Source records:
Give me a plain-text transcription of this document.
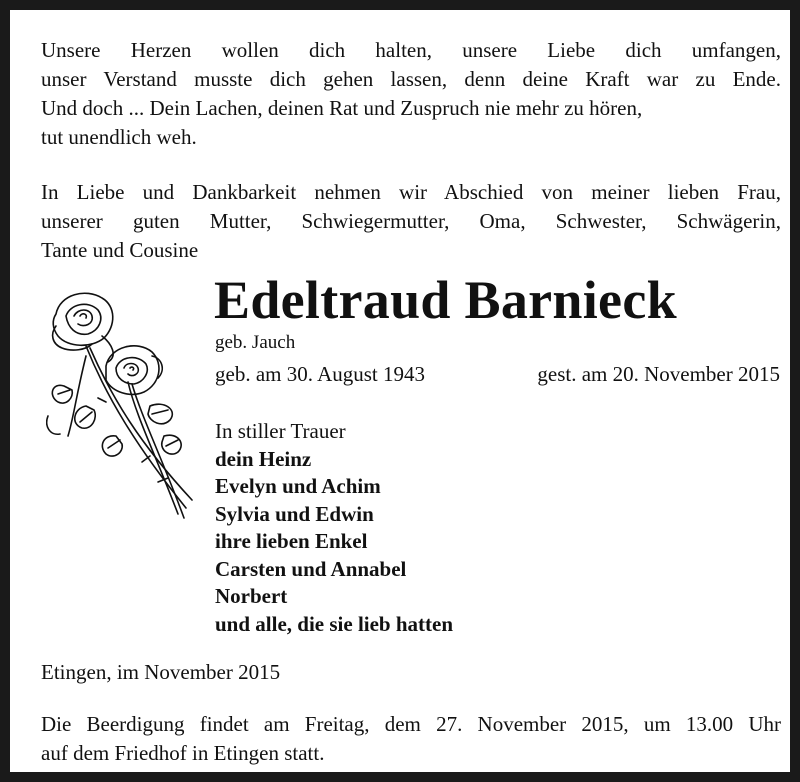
Unsere Herzen wollen dich halten, unsere Liebe dich umfangen,
unser Verstand musste dich gehen lassen, denn deine Kraft war zu Ende.
Und doch ... Dein Lachen, deinen Rat und Zuspruch nie mehr zu hören,
tut unendlich weh.
In Liebe und Dankbarkeit nehmen wir Abschied von meiner lieben Frau,
unserer guten Mutter, Schwiegermutter, Oma, Schwester, Schwägerin,
Tante und Cousine
Edeltraud Barnieck
geb. Jauch
geb. am 30. August 1943	gest. am 20. November 2015
In stiller Trauer
dein Heinz
Evelyn und Achim
Sylvia und Edwin
ihre lieben Enkel
Carsten und Annabel
Norbert
und alle, die sie lieb hatten
Etingen, im November 2015
Die Beerdigung findet am Freitag, dem 27. November 2015, um 13.00 Uhr
auf dem Friedhof in Etingen statt.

Set exercise: Without the pictures, return the entries exactly as they appear.

Worked solution:
Give me a plain-text transcription of this document.
Unsere Herzen wollen dich halten, unsere Liebe dich umfangen,
unser Verstand musste dich gehen lassen, denn deine Kraft war zu Ende.
Und doch ... Dein Lachen, deinen Rat und Zuspruch nie mehr zu hören,
tut unendlich weh.
In Liebe und Dankbarkeit nehmen wir Abschied von meiner lieben Frau,
unserer guten Mutter, Schwiegermutter, Oma, Schwester, Schwägerin,
Tante und Cousine
Edeltraud Barnieck
geb. Jauch
geb. am 30. August 1943	gest. am 20. November 2015
In stiller Trauer
dein Heinz
Evelyn und Achim
Sylvia und Edwin
ihre lieben Enkel
Carsten und Annabel
Norbert
und alle, die sie lieb hatten
Etingen, im November 2015
Die Beerdigung findet am Freitag, dem 27. November 2015, um 13.00 Uhr
auf dem Friedhof in Etingen statt.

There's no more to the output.